# What you are asked to do
Copy the rows below word for word, starting at the first row and ending at the row that contains "solar-wind-colorbar bbox=[874, 56, 899, 320]", with both of those rows included.

# Information provided
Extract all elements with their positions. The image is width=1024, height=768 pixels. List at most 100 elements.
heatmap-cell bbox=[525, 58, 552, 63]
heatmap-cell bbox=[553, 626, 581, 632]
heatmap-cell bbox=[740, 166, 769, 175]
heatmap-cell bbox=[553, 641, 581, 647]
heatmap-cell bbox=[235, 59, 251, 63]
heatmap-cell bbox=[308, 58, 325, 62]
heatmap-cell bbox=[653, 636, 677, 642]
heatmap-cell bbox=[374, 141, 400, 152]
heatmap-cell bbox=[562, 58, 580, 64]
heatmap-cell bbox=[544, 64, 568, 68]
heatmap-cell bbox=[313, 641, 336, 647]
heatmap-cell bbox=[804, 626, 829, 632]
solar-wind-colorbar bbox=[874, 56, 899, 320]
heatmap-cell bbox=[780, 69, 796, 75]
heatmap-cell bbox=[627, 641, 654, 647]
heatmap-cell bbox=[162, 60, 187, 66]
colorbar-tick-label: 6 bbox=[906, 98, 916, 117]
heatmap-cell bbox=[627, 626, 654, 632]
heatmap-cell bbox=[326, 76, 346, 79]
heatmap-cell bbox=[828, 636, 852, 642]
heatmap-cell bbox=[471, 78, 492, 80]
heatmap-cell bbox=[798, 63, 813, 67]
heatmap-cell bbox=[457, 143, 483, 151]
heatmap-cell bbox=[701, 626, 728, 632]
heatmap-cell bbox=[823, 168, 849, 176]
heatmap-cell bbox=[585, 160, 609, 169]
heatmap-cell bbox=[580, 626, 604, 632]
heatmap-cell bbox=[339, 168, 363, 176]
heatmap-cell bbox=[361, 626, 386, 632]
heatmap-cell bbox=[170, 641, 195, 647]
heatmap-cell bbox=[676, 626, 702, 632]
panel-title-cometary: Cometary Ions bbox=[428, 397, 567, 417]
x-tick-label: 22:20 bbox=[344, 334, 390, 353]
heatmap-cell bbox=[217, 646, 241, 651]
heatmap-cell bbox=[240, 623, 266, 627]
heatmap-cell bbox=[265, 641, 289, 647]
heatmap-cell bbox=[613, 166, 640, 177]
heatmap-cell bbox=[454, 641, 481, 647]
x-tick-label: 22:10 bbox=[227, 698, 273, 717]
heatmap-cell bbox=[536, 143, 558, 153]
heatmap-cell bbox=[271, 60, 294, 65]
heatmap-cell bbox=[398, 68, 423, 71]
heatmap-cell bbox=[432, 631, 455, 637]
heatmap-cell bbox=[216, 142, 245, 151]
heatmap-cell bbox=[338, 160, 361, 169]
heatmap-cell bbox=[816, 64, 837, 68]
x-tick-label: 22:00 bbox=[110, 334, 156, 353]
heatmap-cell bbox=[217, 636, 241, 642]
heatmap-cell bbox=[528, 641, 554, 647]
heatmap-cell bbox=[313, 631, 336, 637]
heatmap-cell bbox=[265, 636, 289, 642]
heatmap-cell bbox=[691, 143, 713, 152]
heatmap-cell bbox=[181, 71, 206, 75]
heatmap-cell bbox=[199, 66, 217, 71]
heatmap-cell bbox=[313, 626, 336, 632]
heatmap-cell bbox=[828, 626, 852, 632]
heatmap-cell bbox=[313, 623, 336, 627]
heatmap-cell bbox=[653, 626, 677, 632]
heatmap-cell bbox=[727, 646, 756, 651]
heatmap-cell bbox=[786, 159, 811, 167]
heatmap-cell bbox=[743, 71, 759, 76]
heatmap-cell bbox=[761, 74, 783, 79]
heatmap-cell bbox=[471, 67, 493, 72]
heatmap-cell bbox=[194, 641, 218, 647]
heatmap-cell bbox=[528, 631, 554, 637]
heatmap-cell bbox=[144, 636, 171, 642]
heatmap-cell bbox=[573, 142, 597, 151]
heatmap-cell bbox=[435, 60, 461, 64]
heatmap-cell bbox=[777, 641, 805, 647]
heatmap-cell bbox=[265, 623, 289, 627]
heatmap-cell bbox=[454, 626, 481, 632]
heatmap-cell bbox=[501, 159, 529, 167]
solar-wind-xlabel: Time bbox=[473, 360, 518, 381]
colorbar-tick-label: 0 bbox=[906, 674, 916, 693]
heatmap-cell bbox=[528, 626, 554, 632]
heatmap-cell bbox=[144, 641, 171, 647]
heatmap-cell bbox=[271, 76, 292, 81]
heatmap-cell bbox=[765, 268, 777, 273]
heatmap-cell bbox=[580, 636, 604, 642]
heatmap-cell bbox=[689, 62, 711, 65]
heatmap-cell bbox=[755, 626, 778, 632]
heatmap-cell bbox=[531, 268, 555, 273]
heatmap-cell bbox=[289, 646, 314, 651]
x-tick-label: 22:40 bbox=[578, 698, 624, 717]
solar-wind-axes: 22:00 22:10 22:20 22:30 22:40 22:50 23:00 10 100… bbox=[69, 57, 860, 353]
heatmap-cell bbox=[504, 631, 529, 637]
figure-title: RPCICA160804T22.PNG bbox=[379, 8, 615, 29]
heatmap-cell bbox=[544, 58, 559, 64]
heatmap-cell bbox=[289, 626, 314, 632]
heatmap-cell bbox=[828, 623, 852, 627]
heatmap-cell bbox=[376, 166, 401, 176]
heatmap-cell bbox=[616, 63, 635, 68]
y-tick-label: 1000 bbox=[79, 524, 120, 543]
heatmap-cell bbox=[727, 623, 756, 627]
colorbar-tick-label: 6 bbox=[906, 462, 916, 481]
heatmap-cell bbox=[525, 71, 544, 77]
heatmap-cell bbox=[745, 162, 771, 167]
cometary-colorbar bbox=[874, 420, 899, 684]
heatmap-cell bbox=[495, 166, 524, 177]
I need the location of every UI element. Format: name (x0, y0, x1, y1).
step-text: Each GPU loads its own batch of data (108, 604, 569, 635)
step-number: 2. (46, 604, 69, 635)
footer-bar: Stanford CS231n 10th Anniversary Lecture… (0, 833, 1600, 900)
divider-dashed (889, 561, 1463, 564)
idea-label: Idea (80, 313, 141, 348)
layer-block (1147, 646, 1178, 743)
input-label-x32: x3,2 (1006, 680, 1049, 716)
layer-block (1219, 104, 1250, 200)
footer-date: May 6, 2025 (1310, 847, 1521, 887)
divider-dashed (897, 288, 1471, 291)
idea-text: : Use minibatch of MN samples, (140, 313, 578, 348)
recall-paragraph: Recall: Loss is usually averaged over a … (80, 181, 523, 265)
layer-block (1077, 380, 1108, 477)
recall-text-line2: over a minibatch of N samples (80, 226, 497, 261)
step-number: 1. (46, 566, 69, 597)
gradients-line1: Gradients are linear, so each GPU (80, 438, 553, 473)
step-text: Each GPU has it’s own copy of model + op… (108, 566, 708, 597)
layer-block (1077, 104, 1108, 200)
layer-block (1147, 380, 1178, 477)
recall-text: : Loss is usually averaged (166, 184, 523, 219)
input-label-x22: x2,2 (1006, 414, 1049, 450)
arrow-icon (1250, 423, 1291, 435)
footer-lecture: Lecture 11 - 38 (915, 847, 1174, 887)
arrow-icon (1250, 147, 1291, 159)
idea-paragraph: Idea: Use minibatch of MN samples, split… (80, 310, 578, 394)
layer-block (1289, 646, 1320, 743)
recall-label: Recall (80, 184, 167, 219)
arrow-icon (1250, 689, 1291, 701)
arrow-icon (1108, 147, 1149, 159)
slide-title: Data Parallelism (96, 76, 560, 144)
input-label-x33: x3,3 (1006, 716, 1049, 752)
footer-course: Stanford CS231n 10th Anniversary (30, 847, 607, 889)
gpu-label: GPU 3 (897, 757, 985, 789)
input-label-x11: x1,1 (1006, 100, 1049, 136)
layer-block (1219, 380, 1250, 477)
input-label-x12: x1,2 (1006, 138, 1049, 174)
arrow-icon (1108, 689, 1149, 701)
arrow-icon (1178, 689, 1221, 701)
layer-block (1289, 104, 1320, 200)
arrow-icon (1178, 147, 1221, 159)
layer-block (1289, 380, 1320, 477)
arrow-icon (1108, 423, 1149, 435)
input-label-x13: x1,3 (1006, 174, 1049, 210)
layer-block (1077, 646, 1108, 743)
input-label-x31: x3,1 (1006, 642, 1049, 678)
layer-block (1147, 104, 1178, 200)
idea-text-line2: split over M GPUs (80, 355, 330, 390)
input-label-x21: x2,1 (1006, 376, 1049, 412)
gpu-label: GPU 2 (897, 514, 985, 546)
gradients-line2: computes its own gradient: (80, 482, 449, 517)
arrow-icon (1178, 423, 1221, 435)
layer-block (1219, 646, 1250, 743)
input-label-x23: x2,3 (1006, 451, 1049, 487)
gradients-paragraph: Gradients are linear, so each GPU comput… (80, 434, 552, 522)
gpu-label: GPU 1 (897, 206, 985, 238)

# Response to this exercise
Extract all elements with their positions. The image is width=1024, height=768 pixels. List at most 100 elements.
heatmap-cell bbox=[525, 58, 552, 63]
heatmap-cell bbox=[553, 626, 581, 632]
heatmap-cell bbox=[740, 166, 769, 175]
heatmap-cell bbox=[553, 641, 581, 647]
heatmap-cell bbox=[235, 59, 251, 63]
heatmap-cell bbox=[308, 58, 325, 62]
heatmap-cell bbox=[653, 636, 677, 642]
heatmap-cell bbox=[374, 141, 400, 152]
heatmap-cell bbox=[562, 58, 580, 64]
heatmap-cell bbox=[544, 64, 568, 68]
heatmap-cell bbox=[313, 641, 336, 647]
heatmap-cell bbox=[804, 626, 829, 632]
solar-wind-colorbar bbox=[874, 56, 899, 320]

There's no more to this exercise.